- [WRITTEN PROBLEM A] The Handshake text lists what didn't work elsewhere. Name each of those practices.
- [WRITTEN PROBLEM B] Retype the Handshake text from "The direct relationships" to "expensive ad campaigns.".

- [SELECTION]
------------------------------------------------------------
The customers found them. Seven of the world's frontier AI labs—essentially every lab building the best large language models—started using Handshake's platform. There was no cold outreach needed. The demand was unlimited. Garrett recalled: "There will never be a time like this. I've never seen anything like it. I doubt I'll ever feel anything like this in business again, where there's unlimited demand."
The direct relationships with labs, combined with their ability to convert experts from their existing network at exceptional rates, created immediate traction. Handshake's 10 years of building trust with students meant these PhDs and master's students converted at rates far exceeding what competitors achieved through expensive ad campaigns.
The structural advantages were immense. Other players had 200 recruiters, spent millions on ads, and churned users quickly. Handshake had zero CAC—they could reach experts through their existing partnerships with 1,600 universities (92% of top 500 schools). Their LTV was high because retention and repeat engagement were strong; experts trusted the platform, stayed engaged, and took multiple projects. They built their own post-training team to validate data quality, renting GPUs to ensure each unit of data actually improved model performance.
What didn't work elsewhere: treating PhDs like generalists, poor onboarding, transactional payment systems, high churn. Handshake did the opposite.
In 4 months, Handshake's data labeling business hit $50 million in revenue. By month 8, it's on pace to exceed $100 million ARR—essentially matching the revenue of their core business in just a fraction of the time. Garrett expects they'll "blow through" the $100M number. The business has become a second company operating inside the first, requiring different scaling muscles but drawing on the same fundamental asset: the largest expert network in the world.
The larger story resonates beyond just numbers. Young people trained on frontier AI, becoming paid researchers while still in school, learning cutting-edge techniques, and building portfolios that will define their careers. The models improve. The economy evolves. And a platform built for one purpose—connecting students to jobs—became indispensable for the next frontier of AI itself.
------------------------------------------------------------
- [LISTING]
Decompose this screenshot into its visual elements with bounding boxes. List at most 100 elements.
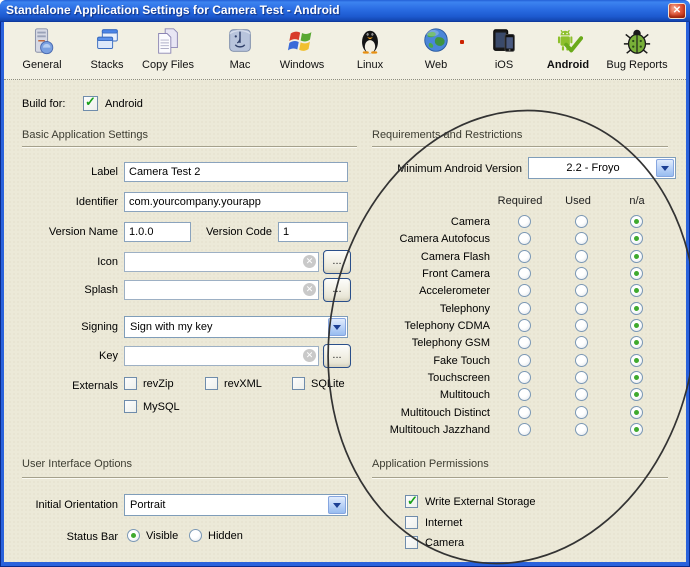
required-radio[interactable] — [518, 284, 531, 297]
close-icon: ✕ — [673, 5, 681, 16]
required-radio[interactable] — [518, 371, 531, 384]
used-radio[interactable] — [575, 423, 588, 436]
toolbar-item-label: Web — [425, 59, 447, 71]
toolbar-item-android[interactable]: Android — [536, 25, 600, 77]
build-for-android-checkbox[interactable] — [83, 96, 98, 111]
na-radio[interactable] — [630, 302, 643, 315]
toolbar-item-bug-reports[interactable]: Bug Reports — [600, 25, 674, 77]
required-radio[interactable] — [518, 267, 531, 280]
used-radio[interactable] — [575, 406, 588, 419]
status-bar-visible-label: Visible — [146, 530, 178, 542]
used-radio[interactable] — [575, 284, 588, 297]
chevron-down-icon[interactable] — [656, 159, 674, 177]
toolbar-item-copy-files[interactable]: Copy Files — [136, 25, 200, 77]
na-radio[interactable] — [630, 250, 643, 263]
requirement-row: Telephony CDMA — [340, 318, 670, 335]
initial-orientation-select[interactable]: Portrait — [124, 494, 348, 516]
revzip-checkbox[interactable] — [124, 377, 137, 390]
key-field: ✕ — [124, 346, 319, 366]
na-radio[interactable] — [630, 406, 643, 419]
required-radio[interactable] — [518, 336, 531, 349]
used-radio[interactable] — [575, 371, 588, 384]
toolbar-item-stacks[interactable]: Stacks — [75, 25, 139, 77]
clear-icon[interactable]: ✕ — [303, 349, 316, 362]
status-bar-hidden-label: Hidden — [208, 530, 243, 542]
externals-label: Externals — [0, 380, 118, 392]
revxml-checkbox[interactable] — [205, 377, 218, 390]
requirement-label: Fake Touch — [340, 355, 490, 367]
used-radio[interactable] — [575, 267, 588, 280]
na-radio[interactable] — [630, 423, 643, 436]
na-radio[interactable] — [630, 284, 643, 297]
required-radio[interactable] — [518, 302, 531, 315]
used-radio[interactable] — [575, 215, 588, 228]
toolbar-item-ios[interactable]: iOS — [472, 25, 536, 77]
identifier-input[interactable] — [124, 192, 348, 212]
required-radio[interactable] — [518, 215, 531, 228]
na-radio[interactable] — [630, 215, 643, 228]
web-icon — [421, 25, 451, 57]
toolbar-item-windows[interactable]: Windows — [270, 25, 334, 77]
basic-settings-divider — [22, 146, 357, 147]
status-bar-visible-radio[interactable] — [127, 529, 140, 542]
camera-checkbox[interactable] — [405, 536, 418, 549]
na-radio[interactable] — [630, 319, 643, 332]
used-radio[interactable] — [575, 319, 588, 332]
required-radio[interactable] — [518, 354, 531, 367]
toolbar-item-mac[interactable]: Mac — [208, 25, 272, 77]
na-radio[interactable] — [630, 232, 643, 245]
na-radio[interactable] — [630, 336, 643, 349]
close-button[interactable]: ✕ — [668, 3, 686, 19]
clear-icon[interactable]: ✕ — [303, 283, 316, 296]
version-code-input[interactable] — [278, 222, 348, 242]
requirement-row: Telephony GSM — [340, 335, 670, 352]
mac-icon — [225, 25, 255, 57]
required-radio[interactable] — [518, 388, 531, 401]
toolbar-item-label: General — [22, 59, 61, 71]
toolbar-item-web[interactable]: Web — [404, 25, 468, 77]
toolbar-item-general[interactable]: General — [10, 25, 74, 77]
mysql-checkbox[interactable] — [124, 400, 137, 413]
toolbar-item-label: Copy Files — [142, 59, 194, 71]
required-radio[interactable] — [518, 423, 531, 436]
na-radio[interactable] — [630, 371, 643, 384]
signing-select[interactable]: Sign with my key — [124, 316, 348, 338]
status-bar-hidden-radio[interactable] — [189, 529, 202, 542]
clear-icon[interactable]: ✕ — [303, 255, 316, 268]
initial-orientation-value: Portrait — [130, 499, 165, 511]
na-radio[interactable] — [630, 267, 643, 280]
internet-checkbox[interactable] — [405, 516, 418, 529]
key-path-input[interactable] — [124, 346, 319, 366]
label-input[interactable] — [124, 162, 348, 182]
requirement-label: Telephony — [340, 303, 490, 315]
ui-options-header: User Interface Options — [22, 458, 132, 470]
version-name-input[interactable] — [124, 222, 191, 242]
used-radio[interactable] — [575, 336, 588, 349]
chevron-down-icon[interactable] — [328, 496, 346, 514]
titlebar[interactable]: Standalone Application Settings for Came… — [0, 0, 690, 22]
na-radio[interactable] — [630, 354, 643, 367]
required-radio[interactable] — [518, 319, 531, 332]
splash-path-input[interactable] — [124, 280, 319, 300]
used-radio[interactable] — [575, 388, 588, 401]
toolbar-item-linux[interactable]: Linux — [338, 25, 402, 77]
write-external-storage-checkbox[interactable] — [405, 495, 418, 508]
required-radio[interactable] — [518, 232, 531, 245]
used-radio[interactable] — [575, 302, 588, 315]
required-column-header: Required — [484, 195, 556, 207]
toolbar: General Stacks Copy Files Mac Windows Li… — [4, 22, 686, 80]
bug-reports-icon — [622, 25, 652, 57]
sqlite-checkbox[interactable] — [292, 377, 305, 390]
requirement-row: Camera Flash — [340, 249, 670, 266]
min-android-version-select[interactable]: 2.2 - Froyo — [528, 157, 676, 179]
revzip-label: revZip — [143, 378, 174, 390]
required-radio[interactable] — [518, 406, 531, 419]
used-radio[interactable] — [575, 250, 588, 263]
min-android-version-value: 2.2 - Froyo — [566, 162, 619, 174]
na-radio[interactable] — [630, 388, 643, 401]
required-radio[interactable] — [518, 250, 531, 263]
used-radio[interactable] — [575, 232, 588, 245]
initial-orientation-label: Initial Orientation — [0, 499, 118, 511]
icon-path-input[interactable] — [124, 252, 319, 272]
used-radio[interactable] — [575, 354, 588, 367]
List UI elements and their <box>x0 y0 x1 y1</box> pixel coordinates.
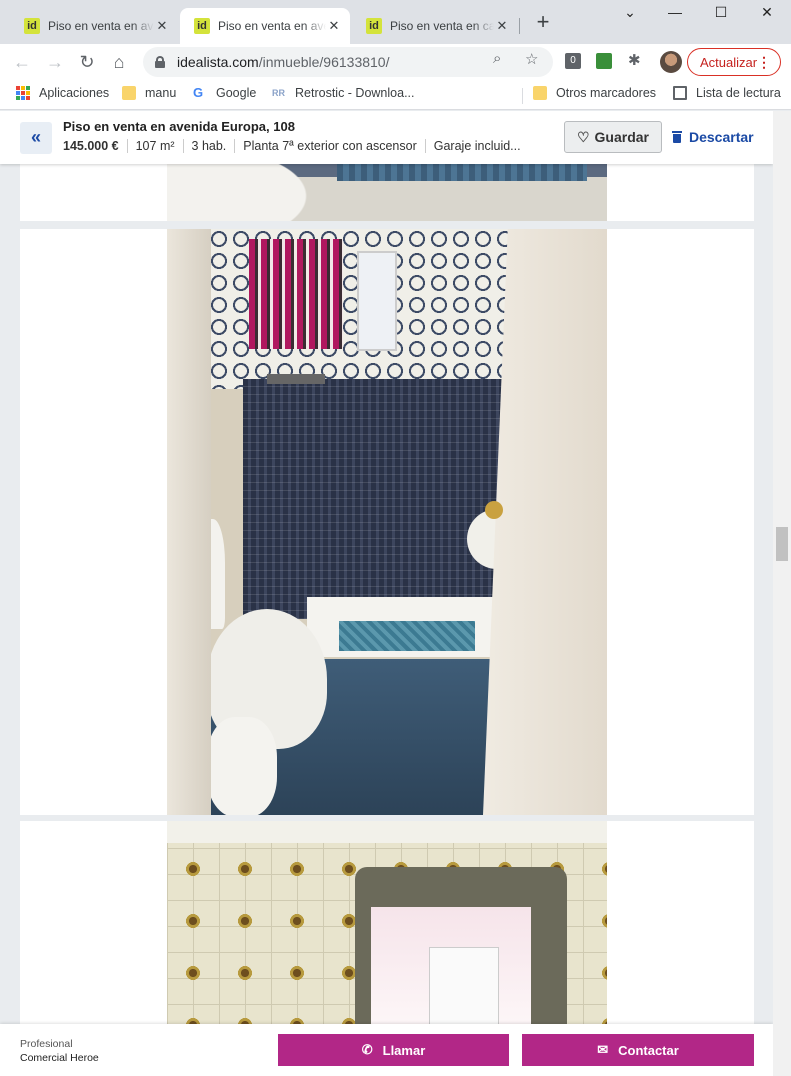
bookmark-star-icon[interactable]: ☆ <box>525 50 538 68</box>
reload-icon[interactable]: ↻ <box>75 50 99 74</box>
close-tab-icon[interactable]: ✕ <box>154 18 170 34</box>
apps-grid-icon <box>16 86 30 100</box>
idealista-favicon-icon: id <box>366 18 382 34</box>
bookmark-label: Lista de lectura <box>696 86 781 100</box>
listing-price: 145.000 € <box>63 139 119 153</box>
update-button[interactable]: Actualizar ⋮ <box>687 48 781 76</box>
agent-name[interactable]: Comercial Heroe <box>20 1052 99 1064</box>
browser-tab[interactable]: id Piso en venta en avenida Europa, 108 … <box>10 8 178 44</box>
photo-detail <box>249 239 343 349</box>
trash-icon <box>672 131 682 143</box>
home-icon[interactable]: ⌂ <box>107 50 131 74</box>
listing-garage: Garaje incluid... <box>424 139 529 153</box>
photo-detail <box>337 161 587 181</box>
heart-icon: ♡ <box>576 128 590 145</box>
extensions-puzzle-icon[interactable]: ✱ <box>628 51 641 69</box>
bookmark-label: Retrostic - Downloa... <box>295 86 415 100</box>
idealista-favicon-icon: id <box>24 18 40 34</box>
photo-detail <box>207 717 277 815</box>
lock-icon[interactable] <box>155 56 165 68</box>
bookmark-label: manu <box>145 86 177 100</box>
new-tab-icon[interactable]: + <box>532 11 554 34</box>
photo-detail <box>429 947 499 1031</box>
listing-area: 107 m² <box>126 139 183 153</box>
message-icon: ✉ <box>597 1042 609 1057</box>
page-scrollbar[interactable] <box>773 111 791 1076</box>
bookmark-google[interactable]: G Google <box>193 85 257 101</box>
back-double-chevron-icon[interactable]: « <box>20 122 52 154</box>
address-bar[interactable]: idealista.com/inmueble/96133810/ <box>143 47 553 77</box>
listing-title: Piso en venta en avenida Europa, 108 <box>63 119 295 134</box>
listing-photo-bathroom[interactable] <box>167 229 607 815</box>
------------------------------------------------------------
- [EXERCISE ANSWER A]
- Treating PhDs like generalists
- Poor onboarding
- Transactional payment systems
- High churn

- [EXERCISE ANSWER B]
The direct relationships with labs, combined with their ability to convert experts from their existing network at exceptional rates, created immediate traction. Handshake's 10 years of building trust with students meant these PhDs and master's students converted at rates far exceeding what competitors achieved through expensive ad campaigns.